PROBLEM STATEMENT.
Find the string "type" in the listing and report every line that has it.

# START OF GIVEN RECORDS

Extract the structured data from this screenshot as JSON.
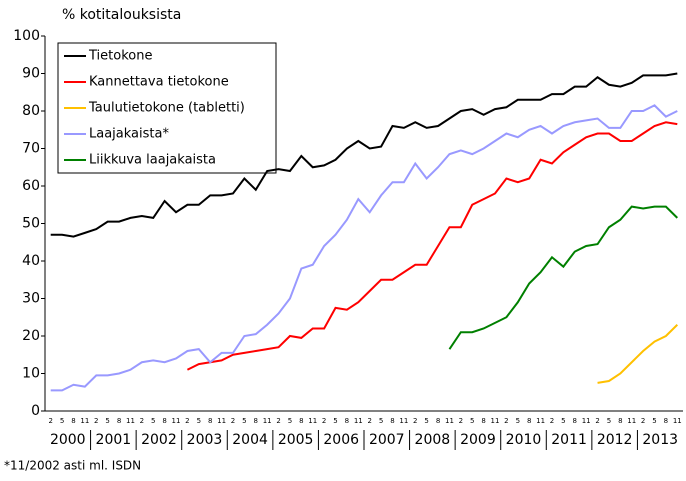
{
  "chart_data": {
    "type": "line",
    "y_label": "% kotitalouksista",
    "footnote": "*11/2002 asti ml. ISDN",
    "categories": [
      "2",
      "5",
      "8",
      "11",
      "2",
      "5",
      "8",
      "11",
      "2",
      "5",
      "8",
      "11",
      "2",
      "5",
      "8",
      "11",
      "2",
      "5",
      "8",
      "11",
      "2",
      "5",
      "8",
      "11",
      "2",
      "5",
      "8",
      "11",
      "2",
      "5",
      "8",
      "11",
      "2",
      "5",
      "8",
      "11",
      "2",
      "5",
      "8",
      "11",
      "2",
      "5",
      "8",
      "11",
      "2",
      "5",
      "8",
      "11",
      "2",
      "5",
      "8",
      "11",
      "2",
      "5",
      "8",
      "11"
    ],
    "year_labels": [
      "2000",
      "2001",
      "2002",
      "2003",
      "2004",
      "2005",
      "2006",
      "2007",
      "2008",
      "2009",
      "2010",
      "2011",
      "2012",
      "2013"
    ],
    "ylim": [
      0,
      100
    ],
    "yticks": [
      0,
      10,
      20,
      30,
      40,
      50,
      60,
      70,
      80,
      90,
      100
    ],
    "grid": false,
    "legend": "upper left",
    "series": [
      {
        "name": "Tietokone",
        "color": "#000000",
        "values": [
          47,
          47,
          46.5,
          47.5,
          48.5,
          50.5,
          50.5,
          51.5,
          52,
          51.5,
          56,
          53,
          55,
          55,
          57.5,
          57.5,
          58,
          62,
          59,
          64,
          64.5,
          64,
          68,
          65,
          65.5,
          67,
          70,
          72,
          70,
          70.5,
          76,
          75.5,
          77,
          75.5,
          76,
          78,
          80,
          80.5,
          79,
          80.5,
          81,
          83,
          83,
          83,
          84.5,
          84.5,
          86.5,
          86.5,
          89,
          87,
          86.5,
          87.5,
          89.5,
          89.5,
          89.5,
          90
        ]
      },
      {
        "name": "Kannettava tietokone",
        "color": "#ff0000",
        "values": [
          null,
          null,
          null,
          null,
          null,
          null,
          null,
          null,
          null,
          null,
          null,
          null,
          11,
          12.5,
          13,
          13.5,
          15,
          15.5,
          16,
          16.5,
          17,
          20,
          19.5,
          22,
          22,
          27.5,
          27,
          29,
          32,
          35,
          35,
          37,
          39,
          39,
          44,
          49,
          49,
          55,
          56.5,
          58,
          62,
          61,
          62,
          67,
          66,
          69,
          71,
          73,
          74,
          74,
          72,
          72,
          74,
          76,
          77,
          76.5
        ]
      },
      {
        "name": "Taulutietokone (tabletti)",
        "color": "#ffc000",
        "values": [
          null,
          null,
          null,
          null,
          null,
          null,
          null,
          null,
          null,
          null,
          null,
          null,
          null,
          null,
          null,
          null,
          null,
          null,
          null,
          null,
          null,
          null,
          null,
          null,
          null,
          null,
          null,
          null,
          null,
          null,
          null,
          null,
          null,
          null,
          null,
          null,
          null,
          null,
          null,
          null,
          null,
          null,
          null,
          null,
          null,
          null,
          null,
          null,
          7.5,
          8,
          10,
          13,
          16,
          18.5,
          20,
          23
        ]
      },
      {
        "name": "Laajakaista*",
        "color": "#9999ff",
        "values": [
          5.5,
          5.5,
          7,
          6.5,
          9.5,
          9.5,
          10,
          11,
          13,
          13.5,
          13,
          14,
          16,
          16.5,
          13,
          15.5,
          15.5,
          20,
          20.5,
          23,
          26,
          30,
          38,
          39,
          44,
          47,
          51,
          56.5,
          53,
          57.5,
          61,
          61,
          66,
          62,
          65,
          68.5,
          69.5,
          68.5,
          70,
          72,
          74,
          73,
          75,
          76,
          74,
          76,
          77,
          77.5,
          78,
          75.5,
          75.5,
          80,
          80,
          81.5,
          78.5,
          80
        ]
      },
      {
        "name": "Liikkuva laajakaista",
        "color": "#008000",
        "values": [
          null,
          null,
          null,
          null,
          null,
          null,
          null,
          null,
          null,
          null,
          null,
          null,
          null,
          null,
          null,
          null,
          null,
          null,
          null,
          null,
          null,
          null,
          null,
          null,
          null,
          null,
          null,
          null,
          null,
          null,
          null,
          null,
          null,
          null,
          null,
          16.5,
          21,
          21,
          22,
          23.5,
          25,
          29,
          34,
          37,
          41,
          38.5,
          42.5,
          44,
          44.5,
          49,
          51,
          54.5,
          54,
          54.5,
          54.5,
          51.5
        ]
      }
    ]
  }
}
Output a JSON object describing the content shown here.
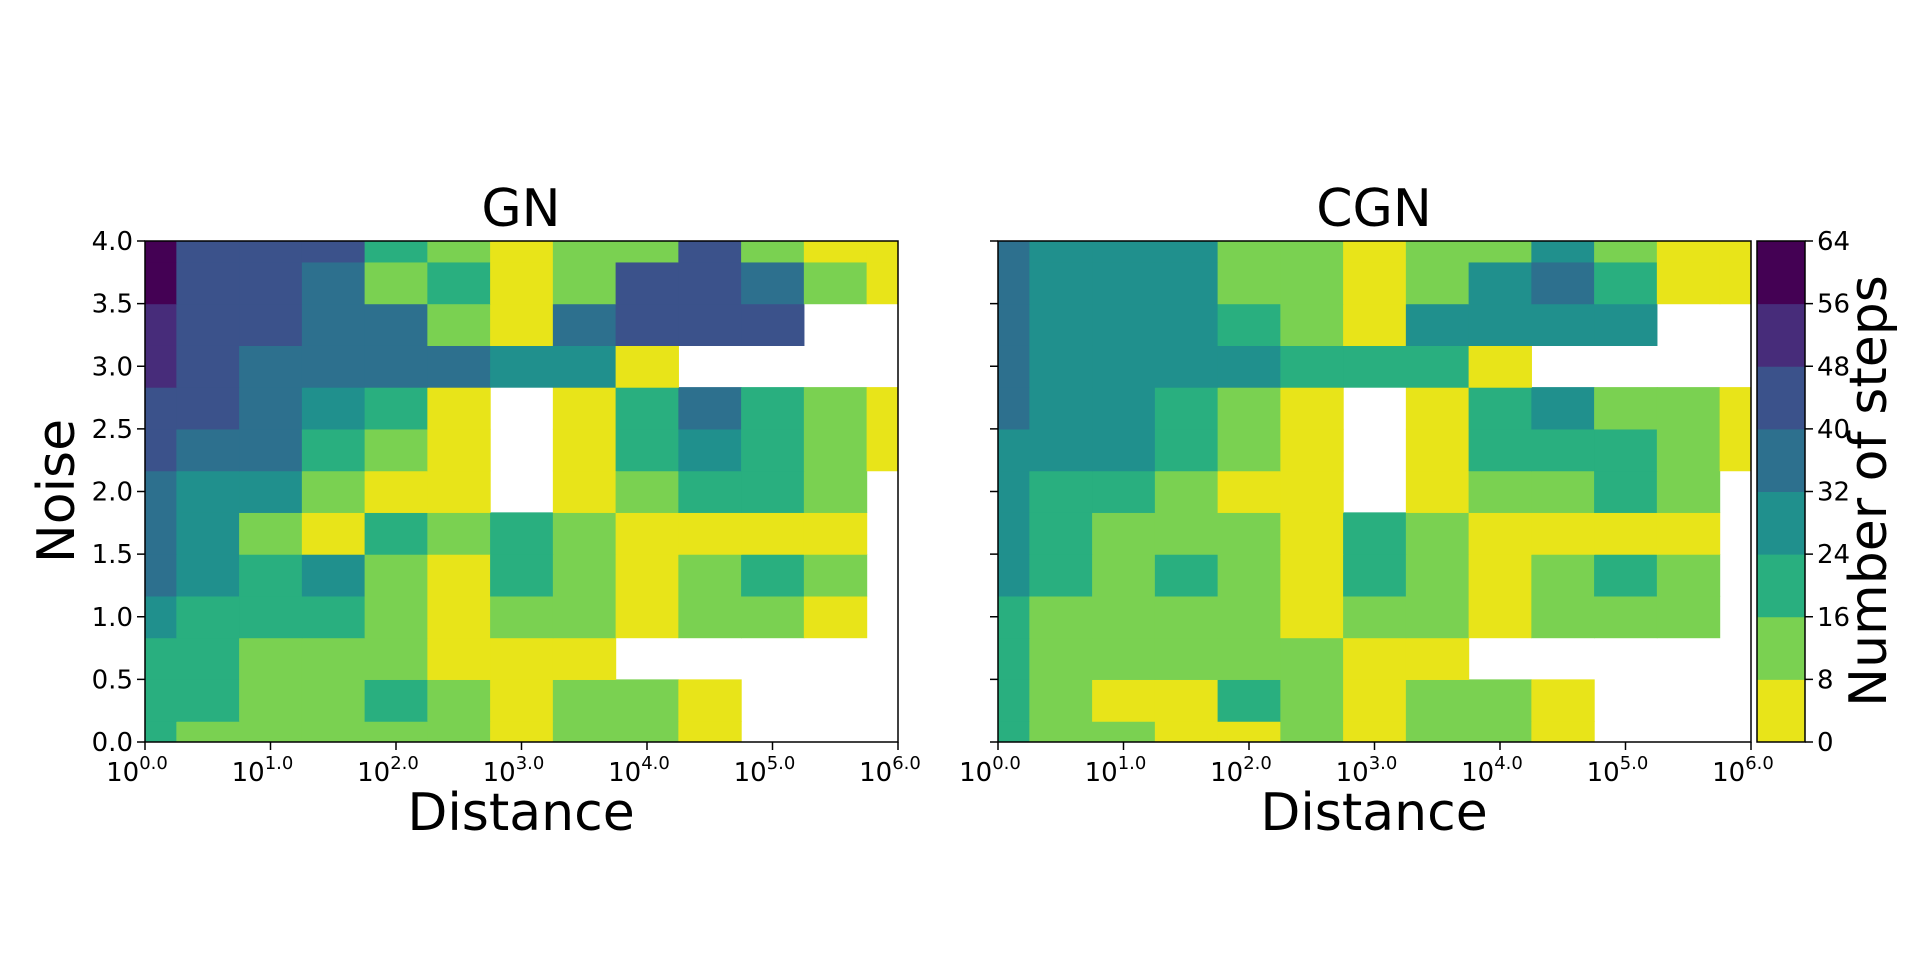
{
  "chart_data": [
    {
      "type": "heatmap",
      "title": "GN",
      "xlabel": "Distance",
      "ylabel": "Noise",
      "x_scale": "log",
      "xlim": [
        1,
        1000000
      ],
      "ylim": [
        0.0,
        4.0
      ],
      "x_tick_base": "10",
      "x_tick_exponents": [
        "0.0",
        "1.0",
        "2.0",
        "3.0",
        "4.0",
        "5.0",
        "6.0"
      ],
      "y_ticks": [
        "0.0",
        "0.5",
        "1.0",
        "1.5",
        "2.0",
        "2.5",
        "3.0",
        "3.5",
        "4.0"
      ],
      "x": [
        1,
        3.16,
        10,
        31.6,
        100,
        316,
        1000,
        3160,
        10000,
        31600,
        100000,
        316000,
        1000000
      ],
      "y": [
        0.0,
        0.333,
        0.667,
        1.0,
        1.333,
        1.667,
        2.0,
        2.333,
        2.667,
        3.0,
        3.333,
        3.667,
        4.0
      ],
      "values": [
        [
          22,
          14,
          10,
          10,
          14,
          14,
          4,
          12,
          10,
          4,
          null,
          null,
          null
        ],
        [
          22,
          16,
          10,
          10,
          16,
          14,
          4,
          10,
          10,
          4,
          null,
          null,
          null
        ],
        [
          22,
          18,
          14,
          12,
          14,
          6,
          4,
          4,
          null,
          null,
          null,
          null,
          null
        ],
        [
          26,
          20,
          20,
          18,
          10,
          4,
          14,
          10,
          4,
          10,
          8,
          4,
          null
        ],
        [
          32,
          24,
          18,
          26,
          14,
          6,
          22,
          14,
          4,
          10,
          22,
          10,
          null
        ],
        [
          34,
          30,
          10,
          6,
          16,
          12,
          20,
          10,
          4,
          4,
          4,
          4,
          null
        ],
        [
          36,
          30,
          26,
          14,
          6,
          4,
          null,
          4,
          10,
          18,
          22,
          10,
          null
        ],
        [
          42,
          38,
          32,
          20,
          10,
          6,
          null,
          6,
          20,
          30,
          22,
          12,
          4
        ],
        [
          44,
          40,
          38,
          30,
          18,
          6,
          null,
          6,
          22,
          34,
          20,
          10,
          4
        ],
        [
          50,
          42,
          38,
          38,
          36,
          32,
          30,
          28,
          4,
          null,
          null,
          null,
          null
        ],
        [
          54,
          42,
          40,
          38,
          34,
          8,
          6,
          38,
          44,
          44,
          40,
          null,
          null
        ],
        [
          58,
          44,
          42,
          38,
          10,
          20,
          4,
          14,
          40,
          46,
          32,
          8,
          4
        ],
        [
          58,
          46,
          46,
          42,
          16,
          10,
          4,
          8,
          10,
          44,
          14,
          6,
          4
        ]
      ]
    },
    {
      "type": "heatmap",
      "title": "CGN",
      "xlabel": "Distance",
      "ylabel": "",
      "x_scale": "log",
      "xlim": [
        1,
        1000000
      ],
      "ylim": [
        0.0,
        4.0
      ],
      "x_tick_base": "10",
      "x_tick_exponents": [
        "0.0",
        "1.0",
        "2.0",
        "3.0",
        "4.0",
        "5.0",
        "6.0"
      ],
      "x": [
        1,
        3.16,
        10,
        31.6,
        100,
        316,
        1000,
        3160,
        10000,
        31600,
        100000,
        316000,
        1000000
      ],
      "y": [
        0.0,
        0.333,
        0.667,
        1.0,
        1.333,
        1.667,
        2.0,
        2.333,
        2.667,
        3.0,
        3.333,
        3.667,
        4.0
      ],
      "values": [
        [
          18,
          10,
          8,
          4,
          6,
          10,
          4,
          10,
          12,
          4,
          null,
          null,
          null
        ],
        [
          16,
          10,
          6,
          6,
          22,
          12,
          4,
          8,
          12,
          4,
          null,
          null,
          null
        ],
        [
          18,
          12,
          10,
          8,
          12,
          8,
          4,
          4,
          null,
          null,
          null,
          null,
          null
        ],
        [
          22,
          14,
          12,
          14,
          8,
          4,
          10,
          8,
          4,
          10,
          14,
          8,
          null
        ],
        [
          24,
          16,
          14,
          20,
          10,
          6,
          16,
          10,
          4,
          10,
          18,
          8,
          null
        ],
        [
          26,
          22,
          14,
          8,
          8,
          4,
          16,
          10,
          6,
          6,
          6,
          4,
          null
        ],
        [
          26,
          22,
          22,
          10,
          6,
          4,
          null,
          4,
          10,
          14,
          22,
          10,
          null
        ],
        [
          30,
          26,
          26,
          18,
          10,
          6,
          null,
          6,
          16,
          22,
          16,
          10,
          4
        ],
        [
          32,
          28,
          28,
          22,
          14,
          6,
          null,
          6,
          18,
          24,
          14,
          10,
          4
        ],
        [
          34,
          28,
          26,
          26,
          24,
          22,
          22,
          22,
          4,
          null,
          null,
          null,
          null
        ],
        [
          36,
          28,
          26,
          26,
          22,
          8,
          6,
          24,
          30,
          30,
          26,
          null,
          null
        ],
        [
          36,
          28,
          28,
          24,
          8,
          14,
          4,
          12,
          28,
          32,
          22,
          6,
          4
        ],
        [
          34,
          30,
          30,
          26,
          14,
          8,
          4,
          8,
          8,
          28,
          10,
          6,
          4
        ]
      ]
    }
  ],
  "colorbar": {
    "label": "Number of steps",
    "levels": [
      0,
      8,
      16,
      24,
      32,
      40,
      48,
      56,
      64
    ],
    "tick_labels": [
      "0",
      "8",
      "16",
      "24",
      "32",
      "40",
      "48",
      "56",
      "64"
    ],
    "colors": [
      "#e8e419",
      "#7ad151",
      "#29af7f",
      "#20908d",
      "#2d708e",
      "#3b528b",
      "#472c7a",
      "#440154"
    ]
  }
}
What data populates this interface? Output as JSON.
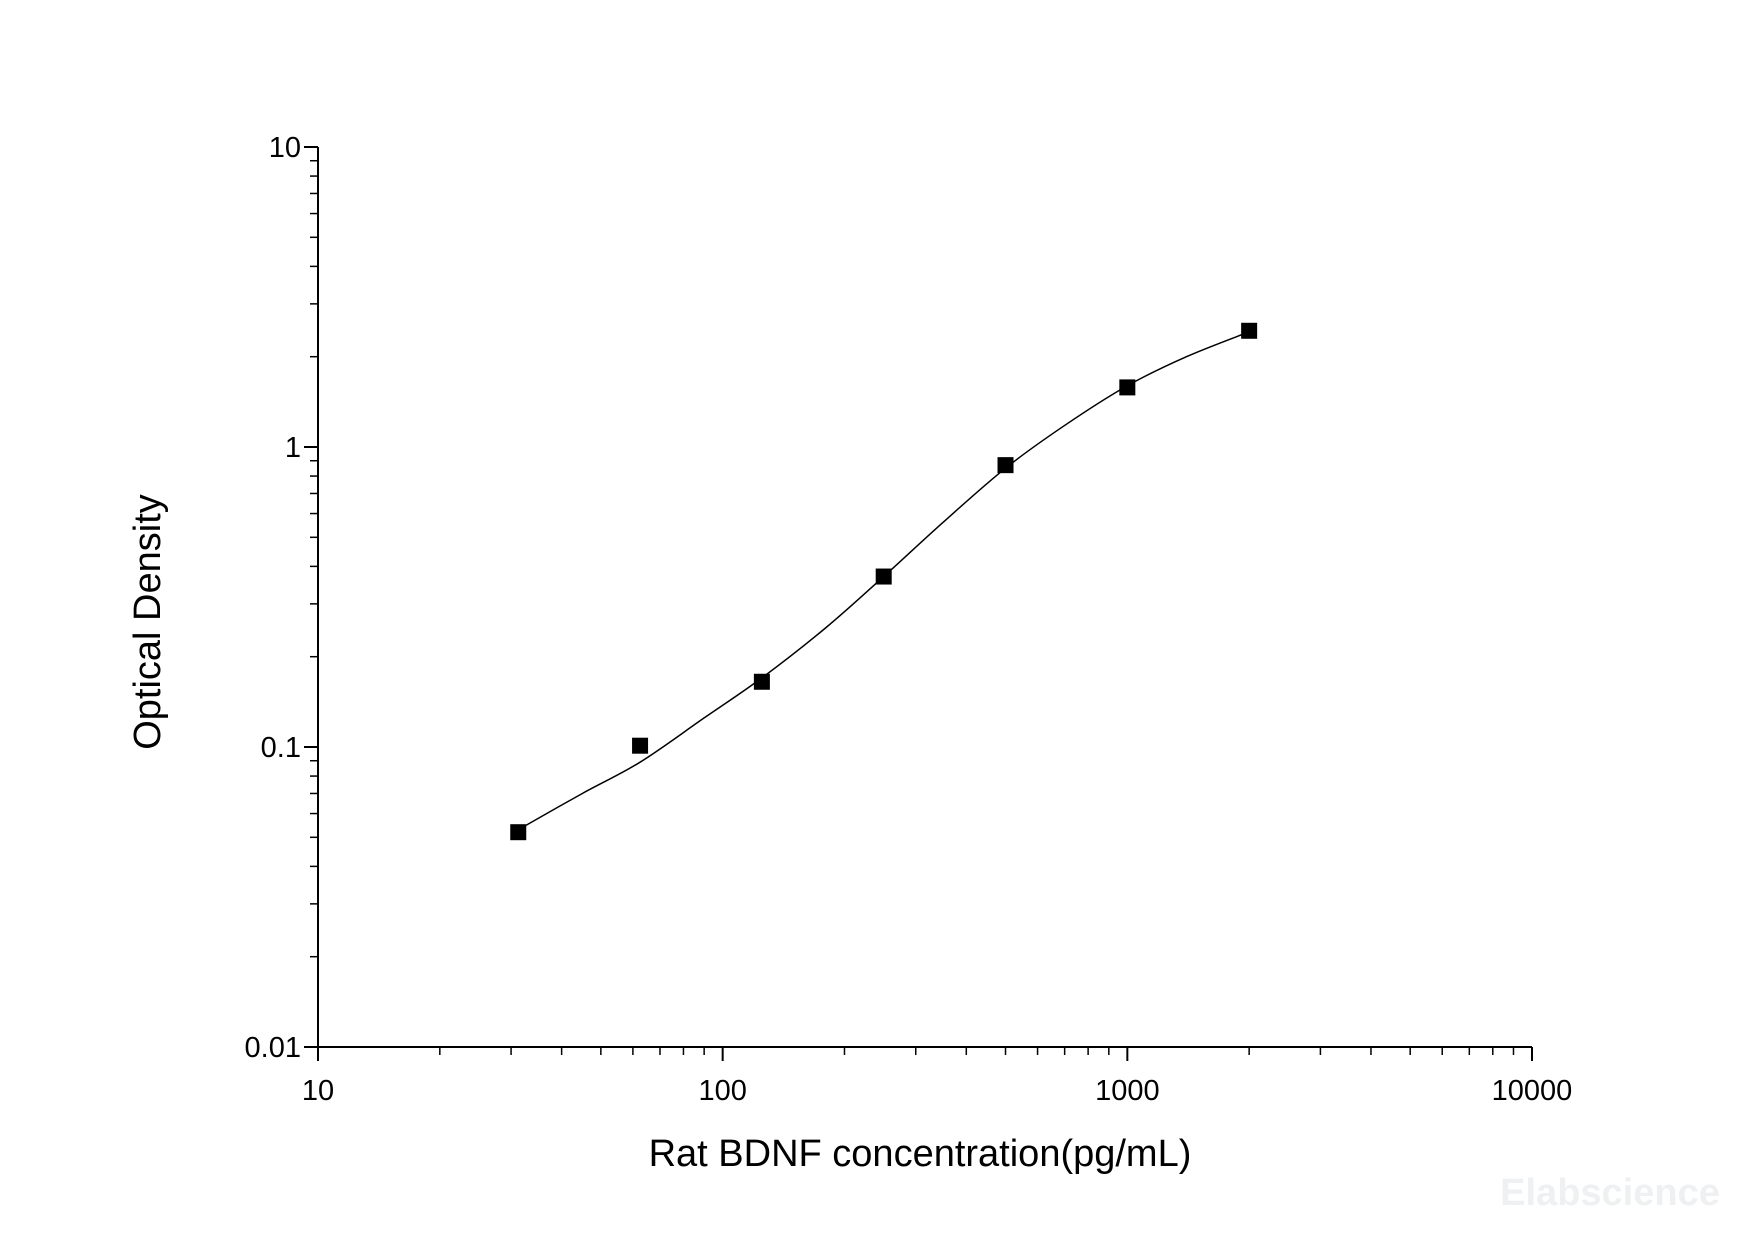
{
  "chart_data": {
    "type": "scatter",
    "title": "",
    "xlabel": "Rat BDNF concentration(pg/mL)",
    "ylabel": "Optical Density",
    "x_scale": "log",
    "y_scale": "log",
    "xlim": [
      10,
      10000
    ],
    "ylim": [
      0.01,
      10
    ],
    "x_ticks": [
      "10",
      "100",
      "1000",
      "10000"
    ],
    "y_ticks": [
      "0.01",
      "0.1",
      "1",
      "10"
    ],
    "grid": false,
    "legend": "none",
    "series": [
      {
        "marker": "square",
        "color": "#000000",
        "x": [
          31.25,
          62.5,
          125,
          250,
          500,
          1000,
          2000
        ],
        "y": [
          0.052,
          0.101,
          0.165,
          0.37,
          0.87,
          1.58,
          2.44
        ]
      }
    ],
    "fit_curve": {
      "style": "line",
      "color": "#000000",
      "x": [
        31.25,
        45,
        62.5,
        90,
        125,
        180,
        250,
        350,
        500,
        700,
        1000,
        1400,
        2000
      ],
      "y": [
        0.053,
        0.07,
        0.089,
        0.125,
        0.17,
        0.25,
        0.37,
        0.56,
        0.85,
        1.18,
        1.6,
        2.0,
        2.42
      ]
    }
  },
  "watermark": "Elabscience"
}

# END OF GIVEN RECORDS

COMPLETE RESPONSE.
    "type": "line",
      "type": "heatmap",
      "type": "heatmap",
    "type": "scatter",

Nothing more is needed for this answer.